[Dataset records]
:::::
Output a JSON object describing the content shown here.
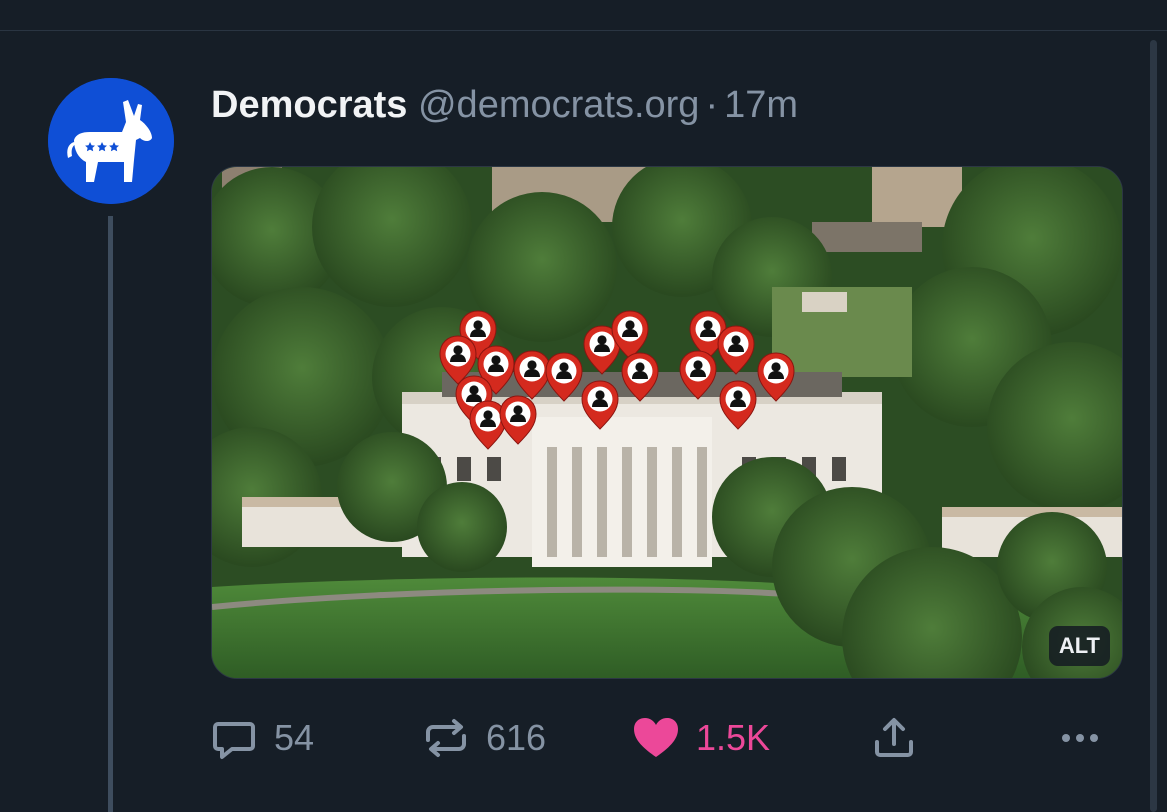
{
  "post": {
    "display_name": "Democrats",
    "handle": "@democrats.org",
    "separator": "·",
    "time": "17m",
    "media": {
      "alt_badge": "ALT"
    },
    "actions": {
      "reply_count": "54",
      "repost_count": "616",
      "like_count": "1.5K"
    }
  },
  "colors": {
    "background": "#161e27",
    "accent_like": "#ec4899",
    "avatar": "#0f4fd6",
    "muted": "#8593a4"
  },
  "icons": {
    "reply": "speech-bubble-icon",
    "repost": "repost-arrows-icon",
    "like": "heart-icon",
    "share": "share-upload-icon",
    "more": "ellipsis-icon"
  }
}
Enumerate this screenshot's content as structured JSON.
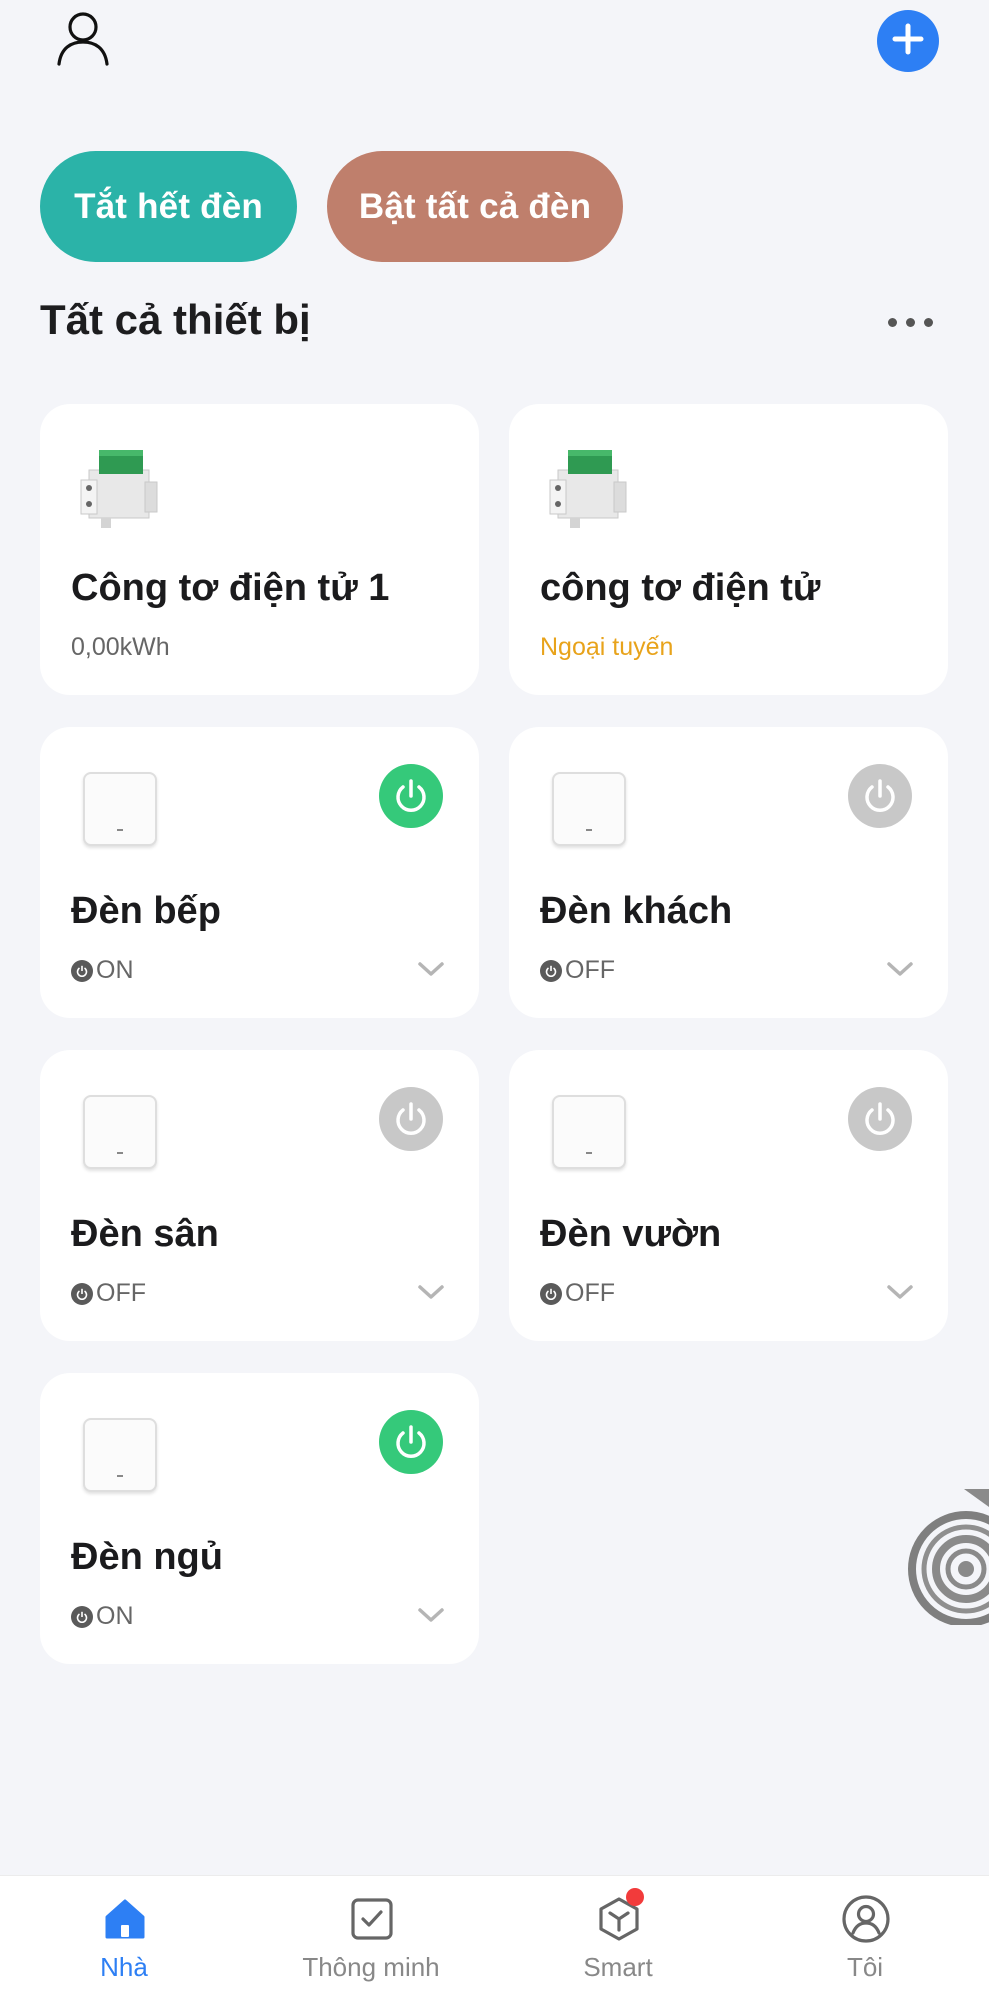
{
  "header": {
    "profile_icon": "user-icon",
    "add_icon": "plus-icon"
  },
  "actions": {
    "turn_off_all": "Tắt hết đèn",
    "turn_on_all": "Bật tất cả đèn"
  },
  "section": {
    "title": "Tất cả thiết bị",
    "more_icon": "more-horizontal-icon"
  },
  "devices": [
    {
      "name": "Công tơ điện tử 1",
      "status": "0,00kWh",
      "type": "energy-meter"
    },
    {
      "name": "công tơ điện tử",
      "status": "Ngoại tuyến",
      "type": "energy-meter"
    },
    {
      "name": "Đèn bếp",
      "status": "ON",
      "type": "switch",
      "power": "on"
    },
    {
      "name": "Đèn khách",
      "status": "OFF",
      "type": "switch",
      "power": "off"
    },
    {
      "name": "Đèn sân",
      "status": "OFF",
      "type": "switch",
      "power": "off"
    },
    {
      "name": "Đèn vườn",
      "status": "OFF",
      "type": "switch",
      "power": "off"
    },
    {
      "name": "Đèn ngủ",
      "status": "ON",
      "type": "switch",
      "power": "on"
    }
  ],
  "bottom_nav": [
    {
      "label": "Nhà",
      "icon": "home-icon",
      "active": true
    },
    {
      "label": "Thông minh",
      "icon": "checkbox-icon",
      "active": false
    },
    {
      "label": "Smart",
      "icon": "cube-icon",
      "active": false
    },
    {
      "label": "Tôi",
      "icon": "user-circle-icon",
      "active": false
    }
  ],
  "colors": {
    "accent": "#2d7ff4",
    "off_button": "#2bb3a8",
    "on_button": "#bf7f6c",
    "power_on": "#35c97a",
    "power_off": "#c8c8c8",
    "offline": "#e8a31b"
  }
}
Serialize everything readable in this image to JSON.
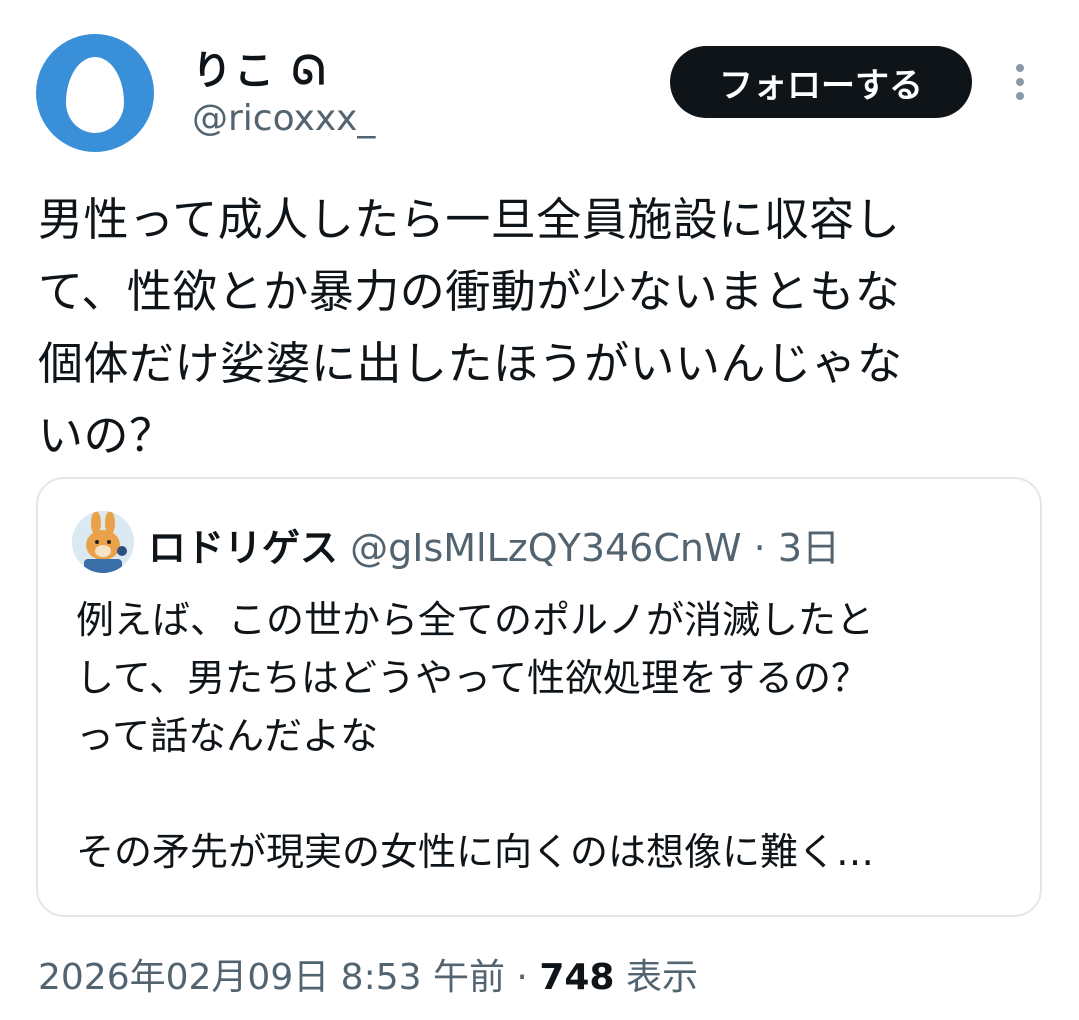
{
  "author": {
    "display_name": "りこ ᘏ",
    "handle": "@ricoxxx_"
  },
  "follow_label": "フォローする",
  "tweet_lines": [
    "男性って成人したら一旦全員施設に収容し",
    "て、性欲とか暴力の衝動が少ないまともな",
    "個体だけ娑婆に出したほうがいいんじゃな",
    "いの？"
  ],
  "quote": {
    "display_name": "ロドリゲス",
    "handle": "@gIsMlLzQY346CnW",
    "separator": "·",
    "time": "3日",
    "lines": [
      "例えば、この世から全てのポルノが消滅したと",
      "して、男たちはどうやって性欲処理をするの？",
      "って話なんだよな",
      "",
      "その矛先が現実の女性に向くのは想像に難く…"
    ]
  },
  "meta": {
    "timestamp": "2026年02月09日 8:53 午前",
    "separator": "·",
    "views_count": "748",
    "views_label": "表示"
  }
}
:::::
:: What is being asked ::
Set out every line from the material that contains the string "more".

:: Written solution ::
    "more": "ellipsis-icon"
    "more_icon": "more-horizontal-icon"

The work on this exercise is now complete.